- _Work to complete_
List each line of the data that holds the string "JSON".

Dataset items
....................

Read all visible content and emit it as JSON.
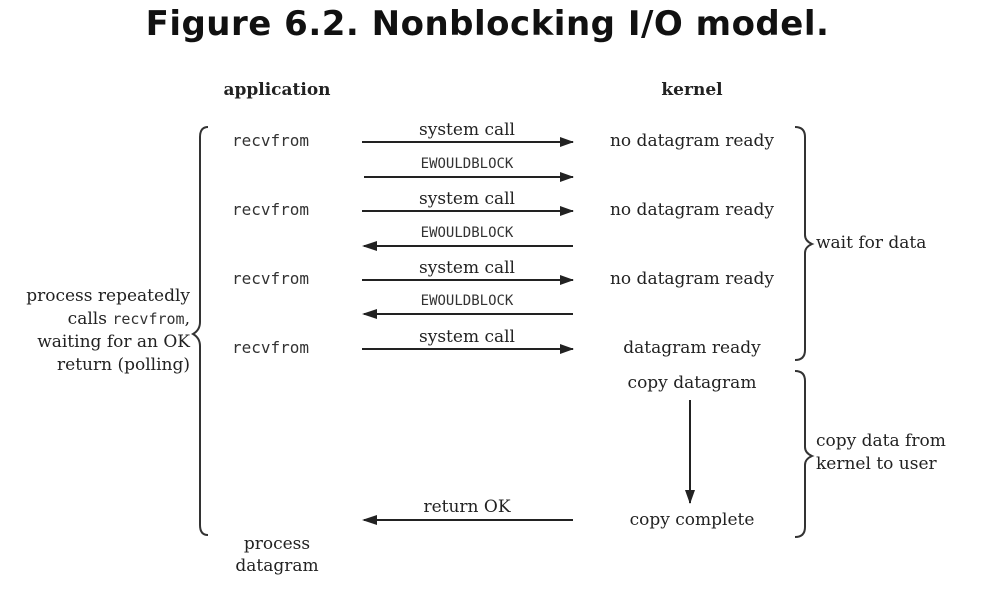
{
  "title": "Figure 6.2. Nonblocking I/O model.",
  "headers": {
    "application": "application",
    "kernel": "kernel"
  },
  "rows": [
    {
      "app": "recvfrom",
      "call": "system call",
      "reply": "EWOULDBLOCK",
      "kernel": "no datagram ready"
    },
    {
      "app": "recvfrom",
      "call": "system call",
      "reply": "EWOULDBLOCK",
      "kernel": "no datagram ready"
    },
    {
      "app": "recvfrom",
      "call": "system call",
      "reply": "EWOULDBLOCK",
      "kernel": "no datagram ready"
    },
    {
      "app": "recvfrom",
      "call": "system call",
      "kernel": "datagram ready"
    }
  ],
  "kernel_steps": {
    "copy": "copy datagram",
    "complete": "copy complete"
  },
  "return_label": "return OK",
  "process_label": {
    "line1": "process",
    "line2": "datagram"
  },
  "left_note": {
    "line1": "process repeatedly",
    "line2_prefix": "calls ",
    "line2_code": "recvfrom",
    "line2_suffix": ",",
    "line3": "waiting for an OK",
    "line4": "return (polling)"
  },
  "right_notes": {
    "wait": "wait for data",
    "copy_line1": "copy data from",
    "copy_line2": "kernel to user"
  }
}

....................

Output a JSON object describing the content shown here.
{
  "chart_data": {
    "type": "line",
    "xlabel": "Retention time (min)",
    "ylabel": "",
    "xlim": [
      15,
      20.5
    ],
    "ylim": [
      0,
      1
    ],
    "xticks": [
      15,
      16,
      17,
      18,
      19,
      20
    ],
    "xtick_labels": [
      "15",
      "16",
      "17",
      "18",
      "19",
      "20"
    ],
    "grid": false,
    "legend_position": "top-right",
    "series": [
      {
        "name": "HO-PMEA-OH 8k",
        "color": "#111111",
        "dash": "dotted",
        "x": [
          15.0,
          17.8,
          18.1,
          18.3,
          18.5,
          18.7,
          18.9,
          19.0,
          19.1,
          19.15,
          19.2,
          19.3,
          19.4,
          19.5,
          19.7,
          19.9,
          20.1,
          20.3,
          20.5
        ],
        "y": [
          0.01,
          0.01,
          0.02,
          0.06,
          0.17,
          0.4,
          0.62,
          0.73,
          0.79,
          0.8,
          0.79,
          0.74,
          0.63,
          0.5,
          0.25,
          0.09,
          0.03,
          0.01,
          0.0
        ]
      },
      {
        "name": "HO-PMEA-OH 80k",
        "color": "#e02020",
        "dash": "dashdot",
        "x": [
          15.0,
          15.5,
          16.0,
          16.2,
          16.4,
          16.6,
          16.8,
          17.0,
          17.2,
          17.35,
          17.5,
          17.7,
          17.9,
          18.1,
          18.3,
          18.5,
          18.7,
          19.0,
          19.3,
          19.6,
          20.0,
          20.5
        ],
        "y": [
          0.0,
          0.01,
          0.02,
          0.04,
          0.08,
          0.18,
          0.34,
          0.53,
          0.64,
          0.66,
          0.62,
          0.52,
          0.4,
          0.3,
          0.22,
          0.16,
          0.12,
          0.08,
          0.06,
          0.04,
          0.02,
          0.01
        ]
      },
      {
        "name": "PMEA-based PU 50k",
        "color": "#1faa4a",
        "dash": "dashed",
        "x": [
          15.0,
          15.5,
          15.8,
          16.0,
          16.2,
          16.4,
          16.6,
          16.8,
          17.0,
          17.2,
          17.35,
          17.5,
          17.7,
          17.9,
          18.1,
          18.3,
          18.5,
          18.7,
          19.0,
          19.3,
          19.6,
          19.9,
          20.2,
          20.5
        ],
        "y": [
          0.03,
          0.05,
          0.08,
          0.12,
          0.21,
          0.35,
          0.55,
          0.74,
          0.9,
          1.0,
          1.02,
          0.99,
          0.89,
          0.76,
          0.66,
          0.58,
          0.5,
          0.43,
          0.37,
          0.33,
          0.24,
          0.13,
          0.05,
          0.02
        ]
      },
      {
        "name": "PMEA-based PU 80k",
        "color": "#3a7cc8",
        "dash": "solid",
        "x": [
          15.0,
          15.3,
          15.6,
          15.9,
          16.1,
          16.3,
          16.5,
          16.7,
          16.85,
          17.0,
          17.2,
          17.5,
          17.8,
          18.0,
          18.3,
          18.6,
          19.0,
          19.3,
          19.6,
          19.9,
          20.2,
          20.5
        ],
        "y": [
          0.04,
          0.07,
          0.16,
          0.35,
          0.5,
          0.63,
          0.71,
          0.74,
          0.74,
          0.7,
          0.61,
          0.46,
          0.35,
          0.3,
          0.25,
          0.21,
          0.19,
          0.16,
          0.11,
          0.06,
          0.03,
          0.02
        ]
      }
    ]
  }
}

....................

- _Task answer_
Read all visible content and emit it as JSON.
Output a JSON object describing the content shown here.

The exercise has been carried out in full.